Extract provided:
## start
By essentially the same reasoning as in example 3, HM can infer that the type of this expression is bool. This illustrates the polymorphism of apply: because the type (U -> V) -> (U -> V) of apply contains type variables, the function can be applied to any arguments, so long as those arguments’ types can be consistently substituted for the type variables.

Collecting constraints: Algorithm

We now present an algorithm that generates constraints. This algorithm is a precise description of how constraint gathering works in the examples we discussed above. The algorithm is not exactly what HM does, because HM actually performs type checking at the same time as type inference. However, the resulting types are the same, and separating inference from checking hopefully will give you a clearer idea of how inference itself works.

The algorithm takes as input an expression e. We’ll assume that every function fun x -> e' in that expression has an argument with a different name. (If not, our algorithm could make a pre-pass to rename variables. This is feasible because of lexical scope.) The output of the algorithm is a set of constraints.

The first thing the algorithm does is to assign unique preliminary type variables, e.g. R or S,

one to each defining occurrence of a variable, which could be as a function argument or a let binding, and
one to each occurrence of each subexpression of e.

Call the type variable assigned to x in the former clause D(x), and call the type variable assigned to occurrence of a subexpression e' in the latter clause U(e'). The names of these are mnemonics: U stands for the use of an expression, and D stands for the definition of a variable name.
## end
Given records:
## start
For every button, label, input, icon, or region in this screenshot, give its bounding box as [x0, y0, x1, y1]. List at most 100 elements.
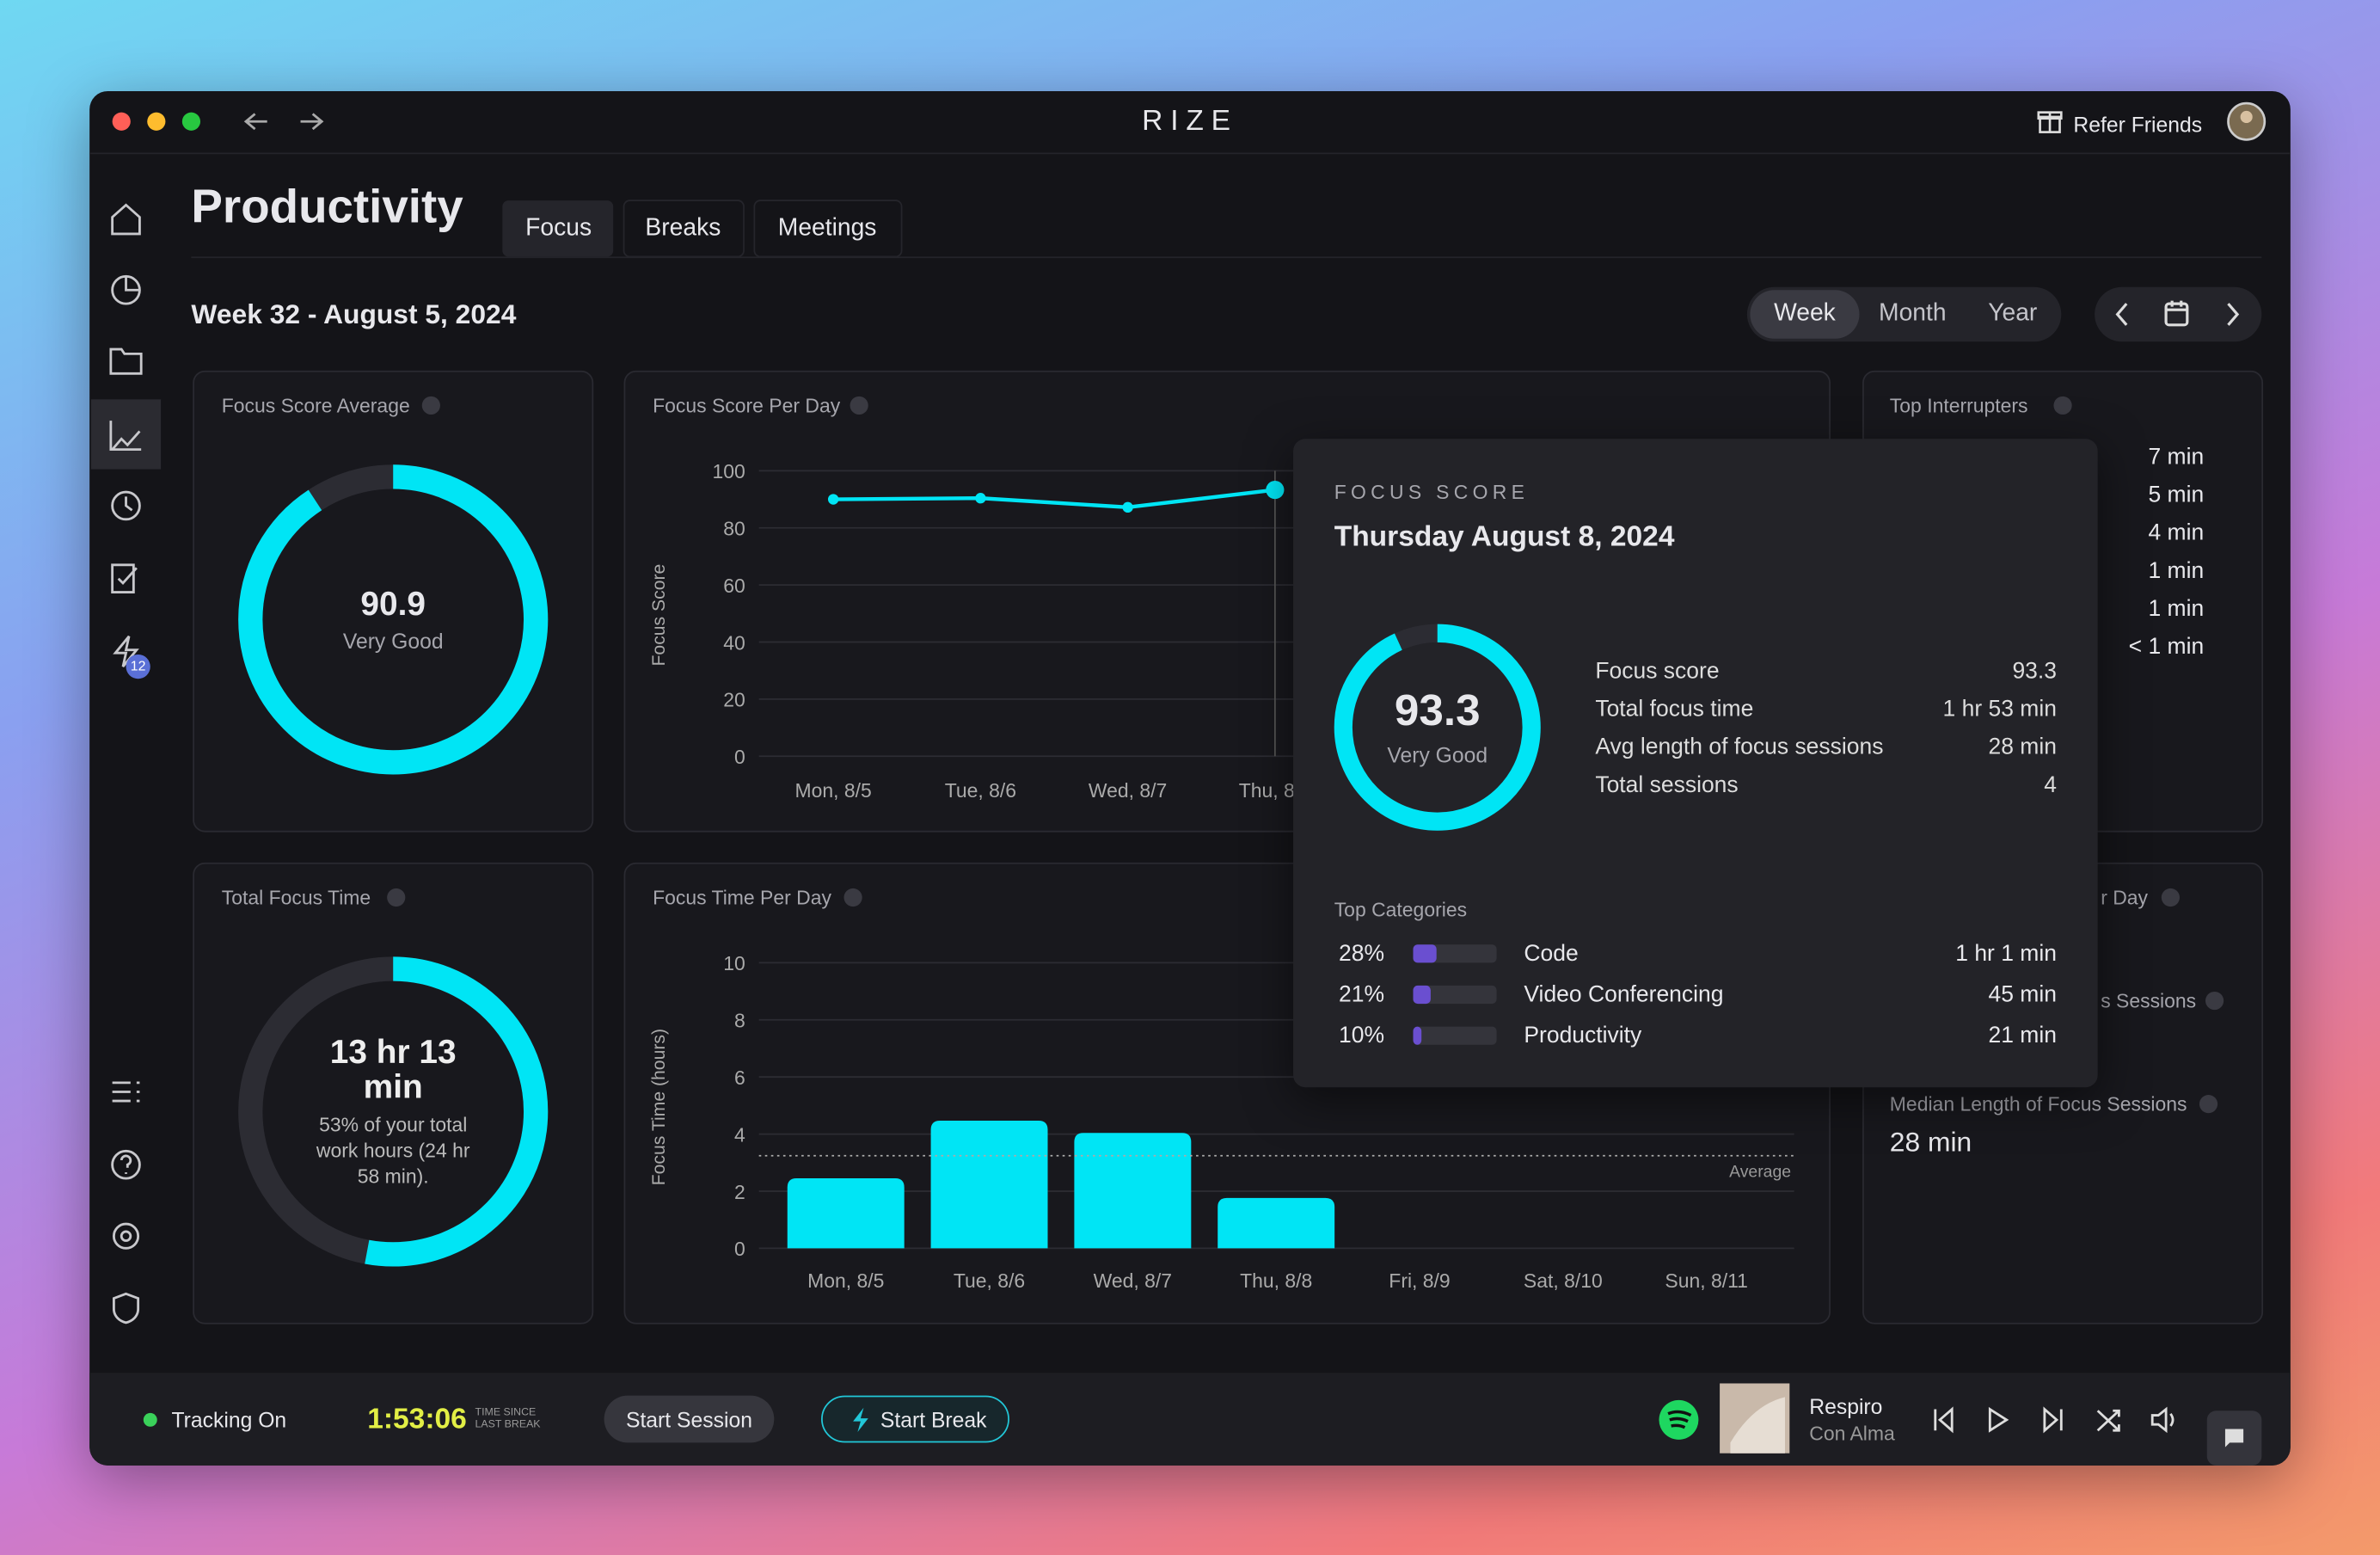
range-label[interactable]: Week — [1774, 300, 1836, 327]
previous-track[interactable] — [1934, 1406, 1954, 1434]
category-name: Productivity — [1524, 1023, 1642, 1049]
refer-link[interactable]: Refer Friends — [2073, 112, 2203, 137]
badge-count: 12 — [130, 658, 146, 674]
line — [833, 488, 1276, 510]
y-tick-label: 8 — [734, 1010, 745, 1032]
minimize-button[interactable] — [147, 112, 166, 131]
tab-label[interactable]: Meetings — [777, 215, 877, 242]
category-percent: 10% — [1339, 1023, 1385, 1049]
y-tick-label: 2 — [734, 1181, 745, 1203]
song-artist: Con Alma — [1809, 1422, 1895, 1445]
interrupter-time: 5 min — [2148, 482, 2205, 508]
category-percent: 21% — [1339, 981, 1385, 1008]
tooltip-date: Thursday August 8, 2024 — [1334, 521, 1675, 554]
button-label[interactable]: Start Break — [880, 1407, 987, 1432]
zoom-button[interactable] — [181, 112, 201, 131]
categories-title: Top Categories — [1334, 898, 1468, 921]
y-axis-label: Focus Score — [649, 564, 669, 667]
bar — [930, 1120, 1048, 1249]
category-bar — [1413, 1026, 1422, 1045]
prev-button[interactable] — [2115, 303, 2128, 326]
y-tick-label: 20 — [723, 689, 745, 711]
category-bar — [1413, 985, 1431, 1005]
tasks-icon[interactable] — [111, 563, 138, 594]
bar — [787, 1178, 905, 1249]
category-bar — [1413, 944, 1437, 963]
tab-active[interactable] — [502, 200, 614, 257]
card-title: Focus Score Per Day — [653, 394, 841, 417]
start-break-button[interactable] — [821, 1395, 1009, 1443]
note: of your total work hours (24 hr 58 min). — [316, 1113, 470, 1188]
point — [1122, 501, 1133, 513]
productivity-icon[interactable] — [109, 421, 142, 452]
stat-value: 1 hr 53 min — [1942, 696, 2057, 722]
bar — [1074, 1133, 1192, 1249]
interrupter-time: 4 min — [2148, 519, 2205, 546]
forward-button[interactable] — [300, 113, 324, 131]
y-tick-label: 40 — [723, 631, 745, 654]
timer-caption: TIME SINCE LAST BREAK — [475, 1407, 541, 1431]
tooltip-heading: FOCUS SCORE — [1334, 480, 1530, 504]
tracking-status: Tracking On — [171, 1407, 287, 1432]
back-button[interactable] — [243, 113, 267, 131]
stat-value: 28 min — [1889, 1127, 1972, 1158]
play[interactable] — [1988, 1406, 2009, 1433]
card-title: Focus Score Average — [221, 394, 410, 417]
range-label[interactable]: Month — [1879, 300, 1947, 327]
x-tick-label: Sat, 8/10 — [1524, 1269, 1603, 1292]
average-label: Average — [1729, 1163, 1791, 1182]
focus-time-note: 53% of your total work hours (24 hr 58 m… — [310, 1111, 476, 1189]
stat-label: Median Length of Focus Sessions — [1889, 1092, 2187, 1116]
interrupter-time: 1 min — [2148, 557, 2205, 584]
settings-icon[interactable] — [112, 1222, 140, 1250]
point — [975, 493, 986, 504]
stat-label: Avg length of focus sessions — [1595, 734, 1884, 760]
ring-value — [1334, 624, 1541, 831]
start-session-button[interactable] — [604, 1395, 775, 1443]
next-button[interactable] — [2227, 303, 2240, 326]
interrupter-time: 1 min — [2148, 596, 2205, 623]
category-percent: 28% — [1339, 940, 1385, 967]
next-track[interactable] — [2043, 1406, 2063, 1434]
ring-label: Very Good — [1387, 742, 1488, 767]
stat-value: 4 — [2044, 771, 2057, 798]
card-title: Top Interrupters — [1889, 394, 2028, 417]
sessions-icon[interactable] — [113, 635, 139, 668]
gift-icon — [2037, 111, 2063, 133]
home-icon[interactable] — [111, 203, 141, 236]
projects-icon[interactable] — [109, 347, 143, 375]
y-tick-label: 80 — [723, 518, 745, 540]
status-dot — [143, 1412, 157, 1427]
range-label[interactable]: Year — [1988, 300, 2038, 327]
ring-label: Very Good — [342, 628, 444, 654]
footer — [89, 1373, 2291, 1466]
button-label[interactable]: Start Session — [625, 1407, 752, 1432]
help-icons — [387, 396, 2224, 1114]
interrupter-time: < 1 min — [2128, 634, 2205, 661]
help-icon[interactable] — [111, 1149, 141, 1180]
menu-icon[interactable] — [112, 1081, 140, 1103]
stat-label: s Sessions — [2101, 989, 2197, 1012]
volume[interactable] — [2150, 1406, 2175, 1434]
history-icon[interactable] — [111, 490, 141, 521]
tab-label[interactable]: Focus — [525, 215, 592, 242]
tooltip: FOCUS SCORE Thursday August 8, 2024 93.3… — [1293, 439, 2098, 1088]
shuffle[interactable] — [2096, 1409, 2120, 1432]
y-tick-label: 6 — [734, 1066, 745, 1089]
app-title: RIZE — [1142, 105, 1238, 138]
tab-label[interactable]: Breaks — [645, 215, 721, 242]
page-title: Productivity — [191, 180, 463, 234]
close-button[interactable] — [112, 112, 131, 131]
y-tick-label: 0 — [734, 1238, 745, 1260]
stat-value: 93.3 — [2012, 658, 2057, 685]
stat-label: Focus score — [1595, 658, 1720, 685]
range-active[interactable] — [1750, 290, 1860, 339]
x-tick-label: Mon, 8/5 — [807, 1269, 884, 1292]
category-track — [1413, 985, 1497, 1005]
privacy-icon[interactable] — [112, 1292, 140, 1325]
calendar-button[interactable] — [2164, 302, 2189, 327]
## end
## start
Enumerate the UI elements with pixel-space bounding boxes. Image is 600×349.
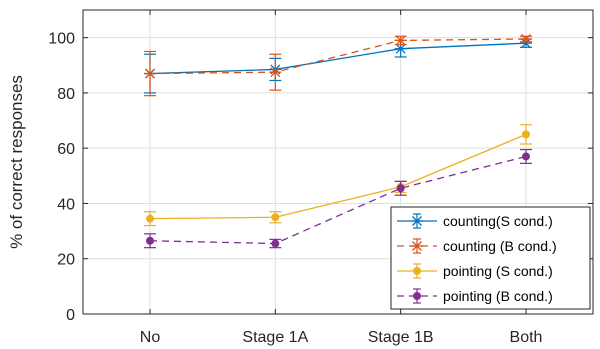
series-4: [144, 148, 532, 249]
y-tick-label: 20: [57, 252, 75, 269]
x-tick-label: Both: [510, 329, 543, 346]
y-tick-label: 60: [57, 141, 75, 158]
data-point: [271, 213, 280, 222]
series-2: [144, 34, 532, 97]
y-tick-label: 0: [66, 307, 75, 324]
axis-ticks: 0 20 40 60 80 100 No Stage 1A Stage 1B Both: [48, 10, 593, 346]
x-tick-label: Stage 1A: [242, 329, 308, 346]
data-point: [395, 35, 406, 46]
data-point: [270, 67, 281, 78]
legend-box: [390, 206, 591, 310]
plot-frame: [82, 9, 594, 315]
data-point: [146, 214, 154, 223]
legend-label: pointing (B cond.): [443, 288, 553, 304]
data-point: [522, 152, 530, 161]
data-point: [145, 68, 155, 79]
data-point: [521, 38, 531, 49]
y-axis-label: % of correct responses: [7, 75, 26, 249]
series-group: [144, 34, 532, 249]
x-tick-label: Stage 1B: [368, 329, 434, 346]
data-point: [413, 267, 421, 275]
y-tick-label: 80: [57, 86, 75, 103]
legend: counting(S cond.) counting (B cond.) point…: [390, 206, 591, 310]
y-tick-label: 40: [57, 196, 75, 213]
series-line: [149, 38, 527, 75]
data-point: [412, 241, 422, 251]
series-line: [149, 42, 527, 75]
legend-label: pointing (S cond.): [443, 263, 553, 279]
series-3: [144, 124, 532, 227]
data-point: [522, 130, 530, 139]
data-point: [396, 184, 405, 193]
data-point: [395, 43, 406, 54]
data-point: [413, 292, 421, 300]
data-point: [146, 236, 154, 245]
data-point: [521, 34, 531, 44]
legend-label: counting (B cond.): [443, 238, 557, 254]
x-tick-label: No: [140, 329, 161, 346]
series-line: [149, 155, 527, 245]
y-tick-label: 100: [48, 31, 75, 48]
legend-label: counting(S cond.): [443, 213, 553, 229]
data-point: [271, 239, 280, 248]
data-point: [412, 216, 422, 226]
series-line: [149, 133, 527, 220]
## end
## start
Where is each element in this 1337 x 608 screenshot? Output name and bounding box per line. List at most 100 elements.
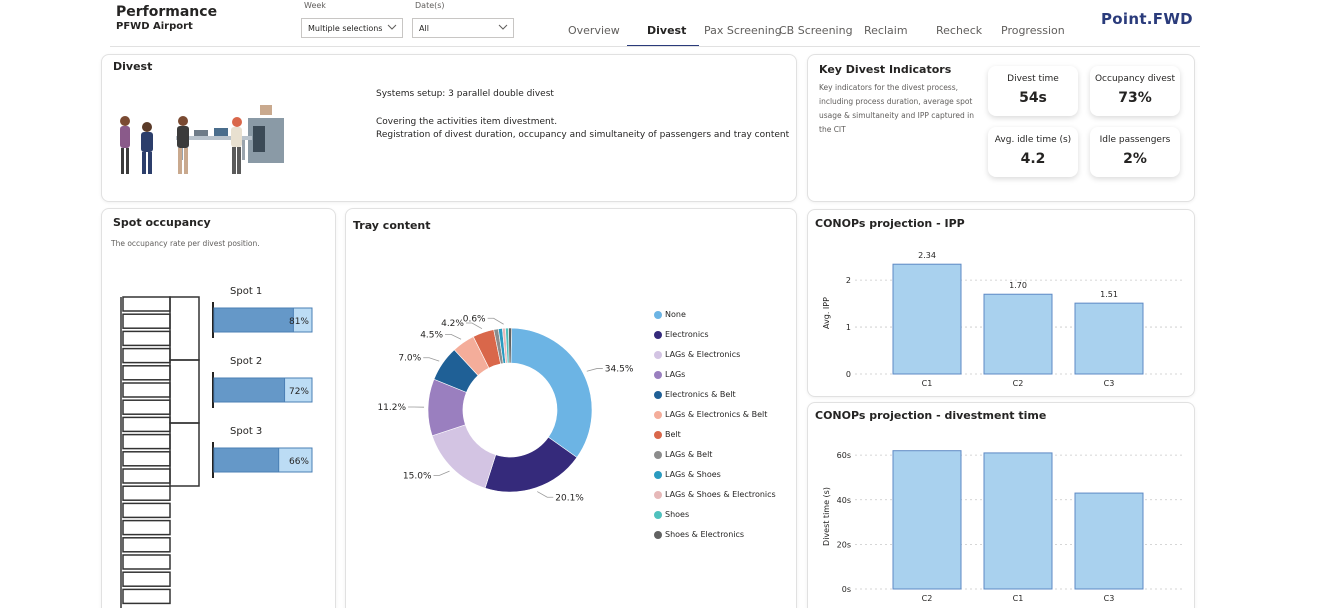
## end
Task instructions:
a) Answer these from the type inference text:
(i) What does the constraint-generating algorithm take as input, and what does it output?
(ii) Why is the algorithm not exactly what HM does?
(iii) What do the mnemonics U and D stand for?
b) Continue the text on collecting type inference constraints, starting after its final sentence.

Expected outputs:
a)
(i) It takes an expression e as input and outputs a set of constraints.
(ii) HM performs type checking at the same time as type inference.
(iii) U stands for the use of an expression, and D stands for the definition of a variable name.

b)
Next, the algorithm generates the following constraints:

For integer constants n: U(n) = int. This constraints follows from the type checking rule for integers, which says that every integer constant has type int. Constraints for other types of constants are generated in a similar way.
For variables x: D(x) = U(x). This constraint follows from the type checking rule for variables, which says the type of a variable use (in this case, U(x)) must be the same as the type at which that variable was defined (here, D(x)).
For function application e1 e2: U(e1) = U(e2) -> U(e1 e2), as well as any constraints resulting from e1 and e2. This constraint follows from the type checking rule for function application.
For anonymous functions fun x -> e: U(fun x -> e) = D(x) -> U(e), as well as any constraints resulting from e. This constraint follows from the type checking rule for anonymous functions.
For let expressions let x=e1 in e2: D(x)=U(e1), U(let x=e1 in e2) = U(e2), as well as any constraints resulting from e1 and e2. This constraint follows from the type checking rule for let expressions.
Other expression forms: similar kinds of constraints likewise derived from the type checking rule for the expression form.

The result is a set of constraints, which is the output of the algorithm. It’s not too hard to implement this algorithm as a recursive function over a tree representing the syntax of e.

Example. Given expression fun x -> (fun y -> x), a type variable R is associated with argument x, and S with argument y. For subexpressions, T is associated with the occurrence of fun x -> (fun y -> x), and X with the occurrence of (fun y -> x), and Y with the occurrence of x. (Note that the names we’ve chosen for the type variables are completely arbitrary.) The constraints generated are T = R -> X, and X = S -> Y, and Y = R.

Solving constraints: Algorithm

What does it mean to solve a set of constraints? To answer this question, we define type substitutions. A type substitution is a map from a type variable to a type. We’ll write {t/X} for the substitution that maps type variable X to type t. The way a substitution S operates on a type can be defined recursively:

S(X)        = if S = {t/X} then t else X
S(t1 -> t2) = S(t1) -> S(t2)

A substitution S can be applied to a constraint t = t'; the result S(t = t') is defined to be S(t) = S(t'). And a substitution can be applied to a set C of constraints; the result S(C) is the result of applying S to each of the individual constraints in C.

Given two substitutions S and S', we write S;S' for their composition: (S;S')(t) = S'(S(t)).

A substitution unifies a constraint t_1 = t_2 if S(t_1) = S(t_2). A substitution S unifies a set C of constraints if S unifies every constraint in C. For example, substitution S = {int->int/Y};{int/X} unifies constraint X -> (X -> int) = int -> Y.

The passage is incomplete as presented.